### Your instructions
Extract each line where the string "абзаце" shows up.

[Saved data entries]
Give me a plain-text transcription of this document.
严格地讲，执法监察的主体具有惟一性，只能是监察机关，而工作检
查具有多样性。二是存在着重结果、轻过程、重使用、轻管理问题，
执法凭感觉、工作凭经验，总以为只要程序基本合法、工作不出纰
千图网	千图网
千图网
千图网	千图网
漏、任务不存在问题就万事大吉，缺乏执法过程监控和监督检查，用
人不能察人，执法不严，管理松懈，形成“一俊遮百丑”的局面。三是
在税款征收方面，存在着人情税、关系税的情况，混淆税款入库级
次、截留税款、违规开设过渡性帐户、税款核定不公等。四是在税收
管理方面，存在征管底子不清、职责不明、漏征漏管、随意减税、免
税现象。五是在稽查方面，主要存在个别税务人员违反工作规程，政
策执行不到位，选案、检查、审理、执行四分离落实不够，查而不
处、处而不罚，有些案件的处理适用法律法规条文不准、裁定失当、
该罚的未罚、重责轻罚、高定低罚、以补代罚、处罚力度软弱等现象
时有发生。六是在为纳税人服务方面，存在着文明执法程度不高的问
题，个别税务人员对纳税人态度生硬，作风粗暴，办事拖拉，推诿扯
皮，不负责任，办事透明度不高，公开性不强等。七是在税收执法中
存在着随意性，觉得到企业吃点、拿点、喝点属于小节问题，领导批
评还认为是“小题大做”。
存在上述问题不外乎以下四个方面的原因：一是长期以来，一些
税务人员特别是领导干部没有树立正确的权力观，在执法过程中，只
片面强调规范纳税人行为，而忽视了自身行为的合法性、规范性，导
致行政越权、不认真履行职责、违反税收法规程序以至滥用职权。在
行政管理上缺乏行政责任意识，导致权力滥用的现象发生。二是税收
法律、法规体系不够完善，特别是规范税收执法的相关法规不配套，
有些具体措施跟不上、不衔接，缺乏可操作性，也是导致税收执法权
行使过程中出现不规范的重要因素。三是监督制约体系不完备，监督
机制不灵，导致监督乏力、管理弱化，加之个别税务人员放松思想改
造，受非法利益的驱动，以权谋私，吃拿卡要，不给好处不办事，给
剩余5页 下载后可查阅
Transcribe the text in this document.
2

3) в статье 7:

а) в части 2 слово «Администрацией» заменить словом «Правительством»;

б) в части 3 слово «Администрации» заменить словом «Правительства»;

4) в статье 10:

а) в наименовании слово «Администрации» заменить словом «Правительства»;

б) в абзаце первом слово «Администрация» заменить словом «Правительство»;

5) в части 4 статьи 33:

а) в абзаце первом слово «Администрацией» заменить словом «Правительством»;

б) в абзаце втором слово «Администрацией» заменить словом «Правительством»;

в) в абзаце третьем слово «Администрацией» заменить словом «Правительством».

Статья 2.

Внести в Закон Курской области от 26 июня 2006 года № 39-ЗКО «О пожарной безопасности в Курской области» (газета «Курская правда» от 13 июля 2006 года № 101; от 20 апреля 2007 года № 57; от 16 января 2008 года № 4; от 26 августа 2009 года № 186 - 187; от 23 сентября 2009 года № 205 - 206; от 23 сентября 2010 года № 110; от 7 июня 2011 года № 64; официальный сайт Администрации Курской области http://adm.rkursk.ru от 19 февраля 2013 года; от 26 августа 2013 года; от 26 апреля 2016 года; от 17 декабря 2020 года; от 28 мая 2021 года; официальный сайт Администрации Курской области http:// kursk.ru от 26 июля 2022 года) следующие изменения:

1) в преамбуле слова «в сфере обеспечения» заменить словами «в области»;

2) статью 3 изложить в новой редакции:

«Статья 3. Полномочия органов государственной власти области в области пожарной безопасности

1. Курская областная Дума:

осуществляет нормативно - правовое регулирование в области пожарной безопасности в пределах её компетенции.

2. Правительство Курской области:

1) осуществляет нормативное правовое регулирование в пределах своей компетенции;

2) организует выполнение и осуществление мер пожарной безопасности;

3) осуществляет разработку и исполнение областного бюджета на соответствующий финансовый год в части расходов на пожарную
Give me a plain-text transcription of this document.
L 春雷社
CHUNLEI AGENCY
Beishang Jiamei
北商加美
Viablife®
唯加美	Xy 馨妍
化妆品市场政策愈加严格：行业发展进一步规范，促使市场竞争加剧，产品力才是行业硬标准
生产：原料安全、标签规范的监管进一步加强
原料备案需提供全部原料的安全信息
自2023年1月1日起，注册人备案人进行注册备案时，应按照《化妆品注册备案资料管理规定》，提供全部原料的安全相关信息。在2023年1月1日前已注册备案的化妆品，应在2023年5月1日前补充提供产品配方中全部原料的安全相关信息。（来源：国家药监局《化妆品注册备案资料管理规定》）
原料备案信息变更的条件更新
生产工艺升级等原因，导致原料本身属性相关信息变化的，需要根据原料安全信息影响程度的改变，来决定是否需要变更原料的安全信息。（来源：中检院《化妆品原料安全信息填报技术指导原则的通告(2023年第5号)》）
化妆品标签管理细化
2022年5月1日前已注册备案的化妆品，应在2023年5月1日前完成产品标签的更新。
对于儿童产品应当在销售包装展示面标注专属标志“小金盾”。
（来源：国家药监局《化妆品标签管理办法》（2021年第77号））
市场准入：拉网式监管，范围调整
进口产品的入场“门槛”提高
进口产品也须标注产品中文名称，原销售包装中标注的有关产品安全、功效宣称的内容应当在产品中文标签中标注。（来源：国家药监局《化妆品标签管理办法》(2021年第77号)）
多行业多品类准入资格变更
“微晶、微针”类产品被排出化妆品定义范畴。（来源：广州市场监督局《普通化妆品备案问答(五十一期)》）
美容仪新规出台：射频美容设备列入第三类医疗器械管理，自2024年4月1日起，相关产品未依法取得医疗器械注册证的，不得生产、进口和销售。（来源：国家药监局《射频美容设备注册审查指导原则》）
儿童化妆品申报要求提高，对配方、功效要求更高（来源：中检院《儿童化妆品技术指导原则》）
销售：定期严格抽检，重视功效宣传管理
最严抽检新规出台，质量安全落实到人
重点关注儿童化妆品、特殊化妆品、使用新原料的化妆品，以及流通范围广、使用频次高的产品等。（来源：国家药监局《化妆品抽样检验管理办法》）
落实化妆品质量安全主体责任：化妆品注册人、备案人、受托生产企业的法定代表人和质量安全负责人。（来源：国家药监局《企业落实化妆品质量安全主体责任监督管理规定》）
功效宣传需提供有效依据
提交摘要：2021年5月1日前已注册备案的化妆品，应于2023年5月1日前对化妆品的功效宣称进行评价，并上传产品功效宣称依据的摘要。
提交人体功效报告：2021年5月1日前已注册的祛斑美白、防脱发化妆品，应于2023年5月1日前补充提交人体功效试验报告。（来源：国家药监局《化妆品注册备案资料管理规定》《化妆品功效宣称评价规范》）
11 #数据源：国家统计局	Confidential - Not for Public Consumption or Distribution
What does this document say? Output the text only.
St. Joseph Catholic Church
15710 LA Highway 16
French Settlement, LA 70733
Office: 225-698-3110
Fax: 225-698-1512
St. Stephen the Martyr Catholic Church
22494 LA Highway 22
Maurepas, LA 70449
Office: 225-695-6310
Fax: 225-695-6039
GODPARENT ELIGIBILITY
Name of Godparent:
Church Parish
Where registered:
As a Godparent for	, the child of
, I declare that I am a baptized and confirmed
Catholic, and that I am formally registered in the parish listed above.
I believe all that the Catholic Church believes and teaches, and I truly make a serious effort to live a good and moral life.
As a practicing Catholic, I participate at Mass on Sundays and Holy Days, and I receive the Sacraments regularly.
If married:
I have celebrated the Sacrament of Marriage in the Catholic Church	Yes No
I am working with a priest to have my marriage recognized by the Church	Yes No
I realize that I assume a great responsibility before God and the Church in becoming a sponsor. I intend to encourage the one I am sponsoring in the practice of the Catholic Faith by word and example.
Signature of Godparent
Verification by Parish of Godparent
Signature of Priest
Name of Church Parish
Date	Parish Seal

### Expected answer
б) в абзаце первом слово «Администрация» заменить словом «Правительство»;
а) в абзаце первом слово «Администрацией» заменить словом «Правительством»;
б) в абзаце втором слово «Администрацией» заменить словом «Правительством»;
в) в абзаце третьем слово «Администрацией» заменить словом «Правительством».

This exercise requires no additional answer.